To do
Copy the records word for word, starting at their first line and stopping after the line that contains "wind-arrow-head [478,417,483,421]", which you include as well.

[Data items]
###

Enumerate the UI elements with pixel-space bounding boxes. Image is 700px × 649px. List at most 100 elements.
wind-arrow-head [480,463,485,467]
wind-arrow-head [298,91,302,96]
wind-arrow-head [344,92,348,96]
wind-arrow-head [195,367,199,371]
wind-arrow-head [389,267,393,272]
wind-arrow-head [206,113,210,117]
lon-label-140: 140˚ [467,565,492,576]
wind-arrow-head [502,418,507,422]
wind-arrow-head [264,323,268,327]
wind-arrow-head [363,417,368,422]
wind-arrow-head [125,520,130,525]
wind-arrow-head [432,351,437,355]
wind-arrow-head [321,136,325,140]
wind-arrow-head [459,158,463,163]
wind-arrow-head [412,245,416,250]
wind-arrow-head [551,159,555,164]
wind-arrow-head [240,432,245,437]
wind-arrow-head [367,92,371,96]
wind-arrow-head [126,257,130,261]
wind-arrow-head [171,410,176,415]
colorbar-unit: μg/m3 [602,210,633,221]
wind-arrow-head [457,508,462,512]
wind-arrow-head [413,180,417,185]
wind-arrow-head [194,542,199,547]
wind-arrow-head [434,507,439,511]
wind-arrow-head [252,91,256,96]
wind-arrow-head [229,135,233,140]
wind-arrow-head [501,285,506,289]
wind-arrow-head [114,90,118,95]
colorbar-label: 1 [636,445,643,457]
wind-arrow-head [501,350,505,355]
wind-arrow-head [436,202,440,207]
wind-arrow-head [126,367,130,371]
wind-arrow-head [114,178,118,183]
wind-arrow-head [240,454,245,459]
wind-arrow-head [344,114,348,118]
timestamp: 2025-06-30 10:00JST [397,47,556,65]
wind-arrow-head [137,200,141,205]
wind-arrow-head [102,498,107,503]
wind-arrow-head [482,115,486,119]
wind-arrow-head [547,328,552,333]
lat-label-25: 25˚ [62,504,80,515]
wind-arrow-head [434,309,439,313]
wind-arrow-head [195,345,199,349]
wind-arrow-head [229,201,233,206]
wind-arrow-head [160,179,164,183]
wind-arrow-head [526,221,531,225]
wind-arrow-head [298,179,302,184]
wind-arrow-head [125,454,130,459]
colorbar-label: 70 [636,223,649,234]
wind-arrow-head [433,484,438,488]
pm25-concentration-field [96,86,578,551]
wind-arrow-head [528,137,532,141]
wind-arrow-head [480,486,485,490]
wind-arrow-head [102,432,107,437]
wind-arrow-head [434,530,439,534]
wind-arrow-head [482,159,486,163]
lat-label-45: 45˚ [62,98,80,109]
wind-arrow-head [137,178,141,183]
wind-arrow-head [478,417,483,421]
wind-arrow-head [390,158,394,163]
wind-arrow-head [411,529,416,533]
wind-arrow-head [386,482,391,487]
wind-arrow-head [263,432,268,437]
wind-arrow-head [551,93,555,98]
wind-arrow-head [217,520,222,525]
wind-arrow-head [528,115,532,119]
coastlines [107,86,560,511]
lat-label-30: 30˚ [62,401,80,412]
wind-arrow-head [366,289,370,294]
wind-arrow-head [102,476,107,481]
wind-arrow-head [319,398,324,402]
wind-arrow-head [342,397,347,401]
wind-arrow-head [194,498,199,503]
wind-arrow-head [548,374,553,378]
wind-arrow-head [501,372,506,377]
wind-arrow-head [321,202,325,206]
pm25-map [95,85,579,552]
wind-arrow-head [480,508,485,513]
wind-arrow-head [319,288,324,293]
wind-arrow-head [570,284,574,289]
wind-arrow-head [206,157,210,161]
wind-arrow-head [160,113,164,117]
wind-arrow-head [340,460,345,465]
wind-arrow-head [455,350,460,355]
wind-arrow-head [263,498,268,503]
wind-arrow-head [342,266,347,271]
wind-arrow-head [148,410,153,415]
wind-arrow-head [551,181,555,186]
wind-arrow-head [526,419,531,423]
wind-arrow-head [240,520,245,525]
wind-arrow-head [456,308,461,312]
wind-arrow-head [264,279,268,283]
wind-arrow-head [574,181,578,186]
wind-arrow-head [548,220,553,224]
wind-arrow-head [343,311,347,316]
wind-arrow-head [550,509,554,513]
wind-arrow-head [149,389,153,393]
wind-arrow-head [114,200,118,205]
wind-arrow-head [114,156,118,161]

###

Result of this task
Enumerate the UI elements with pixel-space bounding boxes. Image is 700px × 649px. List at most 100 elements.
wind-arrow-head [480,463,485,467]
wind-arrow-head [298,91,302,96]
wind-arrow-head [344,92,348,96]
wind-arrow-head [195,367,199,371]
wind-arrow-head [389,267,393,272]
wind-arrow-head [206,113,210,117]
lon-label-140: 140˚ [467,565,492,576]
wind-arrow-head [502,418,507,422]
wind-arrow-head [264,323,268,327]
wind-arrow-head [363,417,368,422]
wind-arrow-head [125,520,130,525]
wind-arrow-head [432,351,437,355]
wind-arrow-head [321,136,325,140]
wind-arrow-head [459,158,463,163]
wind-arrow-head [412,245,416,250]
wind-arrow-head [551,159,555,164]
wind-arrow-head [240,432,245,437]
wind-arrow-head [367,92,371,96]
wind-arrow-head [126,257,130,261]
wind-arrow-head [171,410,176,415]
colorbar-unit: μg/m3 [602,210,633,221]
wind-arrow-head [457,508,462,512]
wind-arrow-head [413,180,417,185]
wind-arrow-head [194,542,199,547]
wind-arrow-head [434,507,439,511]
wind-arrow-head [252,91,256,96]
wind-arrow-head [229,135,233,140]
wind-arrow-head [501,285,506,289]
wind-arrow-head [114,90,118,95]
colorbar-label: 1 [636,445,643,457]
wind-arrow-head [501,350,505,355]
wind-arrow-head [436,202,440,207]
wind-arrow-head [126,367,130,371]
wind-arrow-head [114,178,118,183]
wind-arrow-head [240,454,245,459]
wind-arrow-head [344,114,348,118]
timestamp: 2025-06-30 10:00JST [397,47,556,65]
wind-arrow-head [137,200,141,205]
wind-arrow-head [102,498,107,503]
wind-arrow-head [482,115,486,119]
wind-arrow-head [547,328,552,333]
lat-label-25: 25˚ [62,504,80,515]
wind-arrow-head [434,309,439,313]
wind-arrow-head [195,345,199,349]
wind-arrow-head [229,201,233,206]
wind-arrow-head [160,179,164,183]
wind-arrow-head [526,221,531,225]
wind-arrow-head [298,179,302,184]
wind-arrow-head [125,454,130,459]
colorbar-label: 70 [636,223,649,234]
wind-arrow-head [433,484,438,488]
pm25-concentration-field [96,86,578,551]
wind-arrow-head [528,137,532,141]
wind-arrow-head [480,486,485,490]
wind-arrow-head [102,432,107,437]
wind-arrow-head [434,530,439,534]
wind-arrow-head [482,159,486,163]
lat-label-45: 45˚ [62,98,80,109]
wind-arrow-head [137,178,141,183]
wind-arrow-head [478,417,483,421]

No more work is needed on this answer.